### PROBLEMS TO WORK ON
a - Could you reproduce word for word the stretch of the Mike Davenport interview from "Long version: success" through "access to services."?
b - Using the Mike Davenport interview, what are the answers to these?
(i) How long has Mike Davenport been a teacher?
(ii) Which forum is he an active member of, and who runs it?
(iii) What is the short version of his definition of success?

--- DOCUMENT EXCERPT ---

Here’s an interesting interview with an unusual creative type – Mike Davenport has been a teacher for over 30 years, and it doesn’t seem to have dampened his humour as you’ll see by his answers (hint: doughnuts feature heavily).

Mike’s one of those rare people who practice what they preach, as seen by his wise advice  on clarity over at stickfiguresimple.com and his ability to express complex ideas through his deceptively simple stick figure drawings. He’s also an active member of the Third Tribe marketing forum, run by Copyblogger Media.

Let’s hear what he’s got to say. I’ll give him a moment to prepare himself first.

Mike? Are you in the zone yet?

Okay, I’m ready. Bring on the toughest questions you got. Fire ‘em up.

If you insist!  Please can you describe who you are and what you are up to at the moment?

Starting easy on me, are ya? Okay.

I’m actually two people—not physically, but mentally. A part of me works with actual humans for my day job, coaching and teach. The other part dabbles here on the net—working with humans (at least I hope they are) virtually and digitally. I draw stick figure images and use simple drawings in an attempt to help readers find clarity and better engage their audience.

Exciting, eh?

Some days I remind myself of this fellow who’s eating a dozen doughnuts by himself. But he’s drinking water because he is conscious about his weight. Kinda schizo, a nice guy, but ya gotta wonder what he’s thinking.

About doughnuts, I guess? Did you always know what you wanted to do (creatively) or has it been a process of trial and error to get to the point you’re at now? If it’s the latter, how did you decide what to focus on?

I’ve always known that I wanted to teach—and I’ve been lucky enough to do that for over 30 years.

But the tricky part has been WHAT do I want to teach. And I’ve been all over the place on that. I’ve taught courses ranging from cross-country skiing to courses on failure and wisdom. Now I’m teaching on the web about clarity. Man, that’s a wide spectrum of stuff. Keeps me young and attentive . . . er . . . what were we talking about??

Clarity, I believe. Speaking of which, how do you define success?

Oh . . . questions getting tougher, I see. How about four versions then.

Short version: success = living

Long version: success = living a long, prosperous, engaging, and compassionate life.

Heavy version: success = the split-second before you die you do a quick review of your life and you realize that you made a difference.

Even heavier version: success = getting the last doughnut.

Ah, the doughnuts again, I notice a recurring theme!

In a possibly futile attempt to distract you from circular sugary foodstuffs, what in your opinion are the positives and negatives of technology when it comes to both creating and promoting your work?

Jeez, I should have studied harder. Okay . . . hm . .

There is this wicked cool part to technology and that is how fast new things can appear, almost out of nowhere. Like smart phones. Within the last two years the market has exploded with users and with the ability of the phone and access to services.

--- RAW DATA ---

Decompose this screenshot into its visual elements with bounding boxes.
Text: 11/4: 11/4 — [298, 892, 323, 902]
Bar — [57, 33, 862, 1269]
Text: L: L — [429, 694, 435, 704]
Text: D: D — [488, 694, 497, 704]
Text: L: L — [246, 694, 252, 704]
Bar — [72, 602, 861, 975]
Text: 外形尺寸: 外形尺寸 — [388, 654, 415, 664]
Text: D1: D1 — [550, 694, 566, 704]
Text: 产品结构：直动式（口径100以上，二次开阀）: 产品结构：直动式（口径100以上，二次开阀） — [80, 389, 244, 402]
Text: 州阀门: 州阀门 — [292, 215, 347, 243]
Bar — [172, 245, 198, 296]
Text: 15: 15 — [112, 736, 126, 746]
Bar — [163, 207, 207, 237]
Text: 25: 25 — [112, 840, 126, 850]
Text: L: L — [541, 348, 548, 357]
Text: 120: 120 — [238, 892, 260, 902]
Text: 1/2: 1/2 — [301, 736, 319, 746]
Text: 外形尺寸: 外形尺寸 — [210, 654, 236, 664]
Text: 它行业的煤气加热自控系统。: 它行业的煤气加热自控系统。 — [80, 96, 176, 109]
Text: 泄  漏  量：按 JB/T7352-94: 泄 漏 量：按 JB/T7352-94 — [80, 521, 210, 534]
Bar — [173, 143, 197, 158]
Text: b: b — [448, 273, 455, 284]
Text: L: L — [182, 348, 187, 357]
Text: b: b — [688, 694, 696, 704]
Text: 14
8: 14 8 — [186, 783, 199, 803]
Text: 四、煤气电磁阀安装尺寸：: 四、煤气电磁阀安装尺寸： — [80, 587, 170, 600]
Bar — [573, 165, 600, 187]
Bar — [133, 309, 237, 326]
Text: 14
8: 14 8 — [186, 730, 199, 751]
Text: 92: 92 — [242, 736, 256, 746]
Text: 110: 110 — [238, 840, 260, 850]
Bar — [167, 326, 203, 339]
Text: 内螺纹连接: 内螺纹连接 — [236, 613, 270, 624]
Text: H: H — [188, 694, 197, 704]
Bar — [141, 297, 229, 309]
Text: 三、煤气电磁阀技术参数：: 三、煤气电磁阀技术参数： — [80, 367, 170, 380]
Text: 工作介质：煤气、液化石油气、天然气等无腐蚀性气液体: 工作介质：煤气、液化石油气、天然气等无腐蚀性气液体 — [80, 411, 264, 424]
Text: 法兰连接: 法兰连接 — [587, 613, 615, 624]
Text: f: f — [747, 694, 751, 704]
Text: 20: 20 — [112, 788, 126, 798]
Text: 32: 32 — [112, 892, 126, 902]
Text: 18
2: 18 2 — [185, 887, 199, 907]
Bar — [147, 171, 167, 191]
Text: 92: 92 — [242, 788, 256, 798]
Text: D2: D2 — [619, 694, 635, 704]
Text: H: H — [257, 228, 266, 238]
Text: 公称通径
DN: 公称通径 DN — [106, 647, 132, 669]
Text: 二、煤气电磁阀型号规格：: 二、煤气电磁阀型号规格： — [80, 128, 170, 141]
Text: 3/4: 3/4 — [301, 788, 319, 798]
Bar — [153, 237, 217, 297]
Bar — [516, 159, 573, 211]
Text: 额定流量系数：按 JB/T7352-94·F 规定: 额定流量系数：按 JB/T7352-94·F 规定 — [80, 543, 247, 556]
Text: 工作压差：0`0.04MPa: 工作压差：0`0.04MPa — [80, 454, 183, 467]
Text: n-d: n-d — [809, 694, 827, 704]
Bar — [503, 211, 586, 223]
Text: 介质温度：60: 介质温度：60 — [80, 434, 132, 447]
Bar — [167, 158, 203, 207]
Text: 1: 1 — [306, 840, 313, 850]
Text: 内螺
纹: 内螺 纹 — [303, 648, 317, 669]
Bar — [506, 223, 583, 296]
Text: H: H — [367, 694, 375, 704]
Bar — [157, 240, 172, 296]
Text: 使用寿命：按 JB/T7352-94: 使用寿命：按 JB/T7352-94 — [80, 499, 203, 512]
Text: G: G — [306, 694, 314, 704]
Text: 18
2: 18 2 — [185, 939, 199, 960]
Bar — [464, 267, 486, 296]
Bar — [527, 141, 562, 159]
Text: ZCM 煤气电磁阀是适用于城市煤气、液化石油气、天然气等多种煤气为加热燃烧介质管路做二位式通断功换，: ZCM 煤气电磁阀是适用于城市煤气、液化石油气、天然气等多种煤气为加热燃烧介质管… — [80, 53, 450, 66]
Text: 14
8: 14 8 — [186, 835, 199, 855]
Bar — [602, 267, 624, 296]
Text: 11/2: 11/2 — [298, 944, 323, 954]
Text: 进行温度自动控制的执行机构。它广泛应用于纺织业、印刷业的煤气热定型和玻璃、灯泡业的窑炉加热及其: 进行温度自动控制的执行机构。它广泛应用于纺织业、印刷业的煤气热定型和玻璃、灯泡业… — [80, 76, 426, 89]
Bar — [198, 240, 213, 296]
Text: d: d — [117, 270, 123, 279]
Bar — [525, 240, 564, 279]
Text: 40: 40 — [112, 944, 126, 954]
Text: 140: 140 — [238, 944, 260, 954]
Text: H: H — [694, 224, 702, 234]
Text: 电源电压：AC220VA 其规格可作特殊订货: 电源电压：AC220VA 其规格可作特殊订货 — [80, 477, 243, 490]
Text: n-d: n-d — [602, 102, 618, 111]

---

### YOUR RESPONSES
a -
Long version: success = living a long, prosperous, engaging, and compassionate life.

Heavy version: success = the split-second before you die you do a quick review of your life and you realize that you made a difference.

Even heavier version: success = getting the last doughnut.

Ah, the doughnuts again, I notice a recurring theme!

In a possibly futile attempt to distract you from circular sugary foodstuffs, what in your opinion are the positives and negatives of technology when it comes to both creating and promoting your work?

Jeez, I should have studied harder. Okay . . . hm . .

There is this wicked cool part to technology and that is how fast new things can appear, almost out of nowhere. Like smart phones. Within the last two years the market has exploded with users and with the ability of the phone and access to services.

b -
(i) Over 30 years.
(ii) The Third Tribe marketing forum, run by Copyblogger Media.
(iii) Success = living.